─── Records shown
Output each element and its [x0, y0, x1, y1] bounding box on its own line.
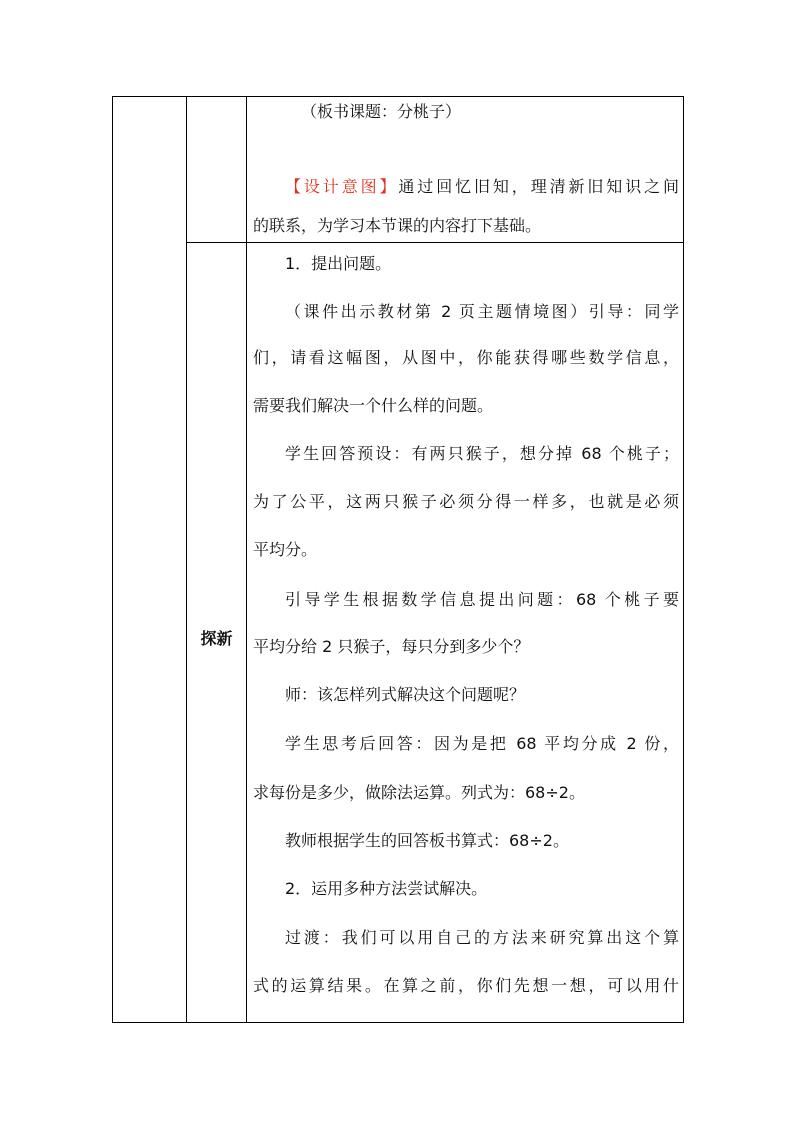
- paragraph-line: [253, 685, 679, 705]
- paragraph-line: [253, 976, 679, 996]
- table-divider-col1: [186, 96, 187, 1023]
- line-text: 平均分给 2 只猴子，每只分到多少个？: [253, 637, 530, 656]
- line-text: 引导学生根据数学信息提出问题：68 个桃子要: [285, 590, 679, 609]
- paragraph-line: [253, 928, 679, 948]
- paragraph-line: [253, 637, 679, 657]
- paragraph-line: [253, 492, 679, 512]
- line-text: 2．运用多种方法尝试解决。: [285, 879, 488, 898]
- paragraph-line: [253, 254, 679, 274]
- paragraph-line: [253, 302, 679, 322]
- paragraph-line: [253, 831, 679, 851]
- design-intent-text: 通过回忆旧知，理清新旧知识之间: [398, 177, 679, 196]
- line-text: （课件出示教材第 2 页主题情境图）引导：同学: [285, 302, 679, 321]
- line-text: 为了公平，这两只猴子必须分得一样多，也就是必须: [253, 492, 679, 511]
- board-title-text: （板书课题：分桃子）: [301, 102, 462, 121]
- section-label-tanxin: 探新: [200, 629, 233, 648]
- paragraph-line: [253, 396, 679, 416]
- table-divider-col2: [246, 96, 247, 1023]
- design-intent-text-2: 的联系，为学习本节课的内容打下基础。: [253, 216, 542, 235]
- design-intent-line2: [253, 216, 679, 236]
- line-text: 师：该怎样列式解决这个问题呢？: [285, 685, 526, 704]
- line-text: 1．提出问题。: [285, 254, 392, 273]
- line-text: 教师根据学生的回答板书算式：68÷2。: [285, 831, 569, 850]
- design-intent-line1: [253, 177, 679, 197]
- board-title-line: [253, 102, 679, 122]
- paragraph-line: [253, 590, 679, 610]
- line-text: 过渡：我们可以用自己的方法来研究算出这个算: [285, 928, 679, 947]
- paragraph-line: [253, 879, 679, 899]
- line-text: 学生思考后回答：因为是把 68 平均分成 2 份，: [285, 734, 679, 753]
- table-row-divider: [186, 242, 684, 243]
- paragraph-line: [253, 444, 679, 464]
- design-intent-tag: 【设计意图】: [285, 177, 399, 196]
- line-text: 学生回答预设：有两只猴子，想分掉 68 个桃子；: [285, 444, 679, 463]
- line-text: 需要我们解决一个什么样的问题。: [253, 396, 494, 415]
- line-text: 平均分。: [253, 540, 318, 559]
- paragraph-line: [253, 783, 679, 803]
- line-text: 求每份是多少，做除法运算。列式为：68÷2。: [253, 783, 585, 802]
- paragraph-line: [253, 348, 679, 368]
- line-text: 们，请看这幅图，从图中，你能获得哪些数学信息，: [253, 348, 679, 367]
- paragraph-line: [253, 540, 679, 560]
- line-text: 式的运算结果。在算之前，你们先想一想，可以用什: [253, 976, 679, 995]
- paragraph-line: [253, 734, 679, 754]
──────
# Your instructions
Copy every row above verbatim, and leave the picture out.

# Result of the exercise
Output each element and its [x0, y0, x1, y1] bounding box on its own line.
- paragraph-line: [253, 685, 679, 705]
- paragraph-line: [253, 976, 679, 996]
- table-divider-col1: [186, 96, 187, 1023]
- line-text: 平均分给 2 只猴子，每只分到多少个？: [253, 637, 530, 656]
- line-text: 引导学生根据数学信息提出问题：68 个桃子要: [285, 590, 679, 609]
- paragraph-line: [253, 928, 679, 948]
- paragraph-line: [253, 637, 679, 657]
- paragraph-line: [253, 492, 679, 512]
- line-text: 2．运用多种方法尝试解决。: [285, 879, 488, 898]
- paragraph-line: [253, 254, 679, 274]
- paragraph-line: [253, 302, 679, 322]
- paragraph-line: [253, 831, 679, 851]
- design-intent-text: 通过回忆旧知，理清新旧知识之间: [398, 177, 679, 196]
- line-text: （课件出示教材第 2 页主题情境图）引导：同学: [285, 302, 679, 321]
- line-text: 为了公平，这两只猴子必须分得一样多，也就是必须: [253, 492, 679, 511]
- board-title-text: （板书课题：分桃子）: [301, 102, 462, 121]
- section-label-tanxin: 探新: [200, 629, 233, 648]
- paragraph-line: [253, 396, 679, 416]
- table-divider-col2: [246, 96, 247, 1023]
- design-intent-text-2: 的联系，为学习本节课的内容打下基础。: [253, 216, 542, 235]
- design-intent-line2: [253, 216, 679, 236]
- line-text: 师：该怎样列式解决这个问题呢？: [285, 685, 526, 704]
- line-text: 1．提出问题。: [285, 254, 392, 273]
- line-text: 教师根据学生的回答板书算式：68÷2。: [285, 831, 569, 850]
- design-intent-line1: [253, 177, 679, 197]
- board-title-line: [253, 102, 679, 122]
- paragraph-line: [253, 590, 679, 610]
- line-text: 过渡：我们可以用自己的方法来研究算出这个算: [285, 928, 679, 947]
- paragraph-line: [253, 879, 679, 899]
- line-text: 学生思考后回答：因为是把 68 平均分成 2 份，: [285, 734, 679, 753]
- table-row-divider: [186, 242, 684, 243]
- paragraph-line: [253, 444, 679, 464]
- design-intent-tag: 【设计意图】: [285, 177, 399, 196]
- line-text: 学生回答预设：有两只猴子，想分掉 68 个桃子；: [285, 444, 679, 463]
- line-text: 需要我们解决一个什么样的问题。: [253, 396, 494, 415]
- line-text: 平均分。: [253, 540, 318, 559]
- paragraph-line: [253, 783, 679, 803]
- line-text: 求每份是多少，做除法运算。列式为：68÷2。: [253, 783, 585, 802]
- paragraph-line: [253, 348, 679, 368]
- line-text: 们，请看这幅图，从图中，你能获得哪些数学信息，: [253, 348, 679, 367]
- paragraph-line: [253, 540, 679, 560]
- line-text: 式的运算结果。在算之前，你们先想一想，可以用什: [253, 976, 679, 995]
- paragraph-line: [253, 734, 679, 754]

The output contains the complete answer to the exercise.